-- Start of Information given --

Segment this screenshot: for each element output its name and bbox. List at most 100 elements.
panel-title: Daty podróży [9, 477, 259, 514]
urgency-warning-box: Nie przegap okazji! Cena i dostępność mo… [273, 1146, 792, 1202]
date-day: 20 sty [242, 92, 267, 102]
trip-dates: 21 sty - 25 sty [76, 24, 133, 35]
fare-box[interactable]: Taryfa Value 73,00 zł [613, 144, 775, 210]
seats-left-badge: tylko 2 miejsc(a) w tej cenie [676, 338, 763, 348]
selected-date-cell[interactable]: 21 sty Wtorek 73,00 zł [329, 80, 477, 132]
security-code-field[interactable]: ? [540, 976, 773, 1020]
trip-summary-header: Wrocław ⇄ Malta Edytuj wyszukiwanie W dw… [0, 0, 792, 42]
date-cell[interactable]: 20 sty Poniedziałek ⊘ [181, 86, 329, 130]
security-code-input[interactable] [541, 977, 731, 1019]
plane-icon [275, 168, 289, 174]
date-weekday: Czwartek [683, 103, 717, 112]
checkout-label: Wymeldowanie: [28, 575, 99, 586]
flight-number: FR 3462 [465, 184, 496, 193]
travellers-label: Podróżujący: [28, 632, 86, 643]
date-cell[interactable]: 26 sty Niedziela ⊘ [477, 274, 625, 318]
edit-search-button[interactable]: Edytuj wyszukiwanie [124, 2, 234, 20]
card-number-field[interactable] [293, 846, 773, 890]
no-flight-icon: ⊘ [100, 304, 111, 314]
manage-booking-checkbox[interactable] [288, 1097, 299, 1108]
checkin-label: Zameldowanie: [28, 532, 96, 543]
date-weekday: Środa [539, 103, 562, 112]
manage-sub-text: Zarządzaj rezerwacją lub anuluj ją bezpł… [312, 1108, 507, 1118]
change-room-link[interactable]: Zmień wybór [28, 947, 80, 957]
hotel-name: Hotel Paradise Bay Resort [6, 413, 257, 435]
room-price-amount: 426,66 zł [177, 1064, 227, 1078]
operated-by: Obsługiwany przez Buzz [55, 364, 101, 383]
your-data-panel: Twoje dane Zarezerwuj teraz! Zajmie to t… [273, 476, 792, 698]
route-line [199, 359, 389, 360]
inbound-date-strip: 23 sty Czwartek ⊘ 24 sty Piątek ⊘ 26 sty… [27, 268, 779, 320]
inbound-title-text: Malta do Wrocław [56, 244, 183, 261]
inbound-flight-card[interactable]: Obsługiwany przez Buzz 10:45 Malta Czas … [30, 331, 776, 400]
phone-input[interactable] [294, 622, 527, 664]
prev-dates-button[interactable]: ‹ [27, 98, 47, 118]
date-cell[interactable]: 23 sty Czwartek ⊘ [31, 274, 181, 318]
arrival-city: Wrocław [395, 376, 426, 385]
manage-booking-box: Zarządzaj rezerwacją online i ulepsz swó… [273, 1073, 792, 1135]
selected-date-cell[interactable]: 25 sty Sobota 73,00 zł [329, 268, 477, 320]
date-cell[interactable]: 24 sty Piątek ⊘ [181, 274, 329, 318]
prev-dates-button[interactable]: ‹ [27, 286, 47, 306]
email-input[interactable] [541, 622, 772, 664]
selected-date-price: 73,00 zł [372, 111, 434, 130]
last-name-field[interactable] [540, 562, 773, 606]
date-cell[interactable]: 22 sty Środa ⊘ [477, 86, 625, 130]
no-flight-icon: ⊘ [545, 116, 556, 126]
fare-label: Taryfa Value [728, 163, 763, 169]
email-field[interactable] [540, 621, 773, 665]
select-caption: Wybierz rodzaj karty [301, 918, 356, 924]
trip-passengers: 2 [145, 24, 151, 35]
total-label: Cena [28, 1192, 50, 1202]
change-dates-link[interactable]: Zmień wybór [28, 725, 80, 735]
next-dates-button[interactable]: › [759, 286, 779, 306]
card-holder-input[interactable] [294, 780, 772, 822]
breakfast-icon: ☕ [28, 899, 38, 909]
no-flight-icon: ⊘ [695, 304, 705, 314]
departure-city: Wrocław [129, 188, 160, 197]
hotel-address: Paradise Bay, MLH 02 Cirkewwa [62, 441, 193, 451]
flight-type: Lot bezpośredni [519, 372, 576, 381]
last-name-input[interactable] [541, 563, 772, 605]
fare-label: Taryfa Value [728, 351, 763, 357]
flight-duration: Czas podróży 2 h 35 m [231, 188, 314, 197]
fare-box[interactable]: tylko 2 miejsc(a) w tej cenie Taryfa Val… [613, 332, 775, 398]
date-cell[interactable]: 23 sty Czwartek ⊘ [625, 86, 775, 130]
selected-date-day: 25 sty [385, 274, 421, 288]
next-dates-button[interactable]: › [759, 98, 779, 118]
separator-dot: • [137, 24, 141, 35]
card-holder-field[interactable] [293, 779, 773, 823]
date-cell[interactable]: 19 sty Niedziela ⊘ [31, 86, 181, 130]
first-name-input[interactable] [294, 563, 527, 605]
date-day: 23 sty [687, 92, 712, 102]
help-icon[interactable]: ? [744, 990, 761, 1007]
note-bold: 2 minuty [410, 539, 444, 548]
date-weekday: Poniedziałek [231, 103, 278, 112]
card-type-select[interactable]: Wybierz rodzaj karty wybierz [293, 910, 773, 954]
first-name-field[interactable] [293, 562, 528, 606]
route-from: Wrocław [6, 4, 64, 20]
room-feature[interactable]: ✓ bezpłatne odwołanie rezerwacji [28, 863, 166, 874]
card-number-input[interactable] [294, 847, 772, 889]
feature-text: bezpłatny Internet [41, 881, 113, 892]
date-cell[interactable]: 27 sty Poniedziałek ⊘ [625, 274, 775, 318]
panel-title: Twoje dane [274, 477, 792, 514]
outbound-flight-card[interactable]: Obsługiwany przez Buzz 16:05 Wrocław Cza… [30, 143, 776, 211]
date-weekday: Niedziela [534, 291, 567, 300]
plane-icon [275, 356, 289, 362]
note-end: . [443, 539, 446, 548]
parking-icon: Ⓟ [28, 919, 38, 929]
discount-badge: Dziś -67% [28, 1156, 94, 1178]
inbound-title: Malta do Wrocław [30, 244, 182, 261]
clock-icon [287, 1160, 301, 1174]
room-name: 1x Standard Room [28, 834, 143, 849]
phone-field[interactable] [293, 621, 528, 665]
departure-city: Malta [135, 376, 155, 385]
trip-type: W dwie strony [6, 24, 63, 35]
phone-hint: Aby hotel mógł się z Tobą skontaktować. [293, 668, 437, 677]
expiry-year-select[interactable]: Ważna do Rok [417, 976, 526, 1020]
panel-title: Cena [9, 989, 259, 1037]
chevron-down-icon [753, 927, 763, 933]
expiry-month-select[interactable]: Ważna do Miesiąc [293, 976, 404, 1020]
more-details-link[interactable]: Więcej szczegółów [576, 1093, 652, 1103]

-- End of Information given --

● **Challenge**:
Starting at the top of the records and stopping after the line that contains "seats-left-badge: tylko 2", update "panel-title" to "section-title" and reproduce those lines with nothing else changed.

● **Solution to this task**:
Segment this screenshot: for each element output its name and bbox. List at most 100 elements.
section-title: Daty podróży [9, 477, 259, 514]
urgency-warning-box: Nie przegap okazji! Cena i dostępność mo… [273, 1146, 792, 1202]
date-day: 20 sty [242, 92, 267, 102]
trip-dates: 21 sty - 25 sty [76, 24, 133, 35]
fare-box[interactable]: Taryfa Value 73,00 zł [613, 144, 775, 210]
seats-left-badge: tylko 2 miejsc(a) w tej cenie [676, 338, 763, 348]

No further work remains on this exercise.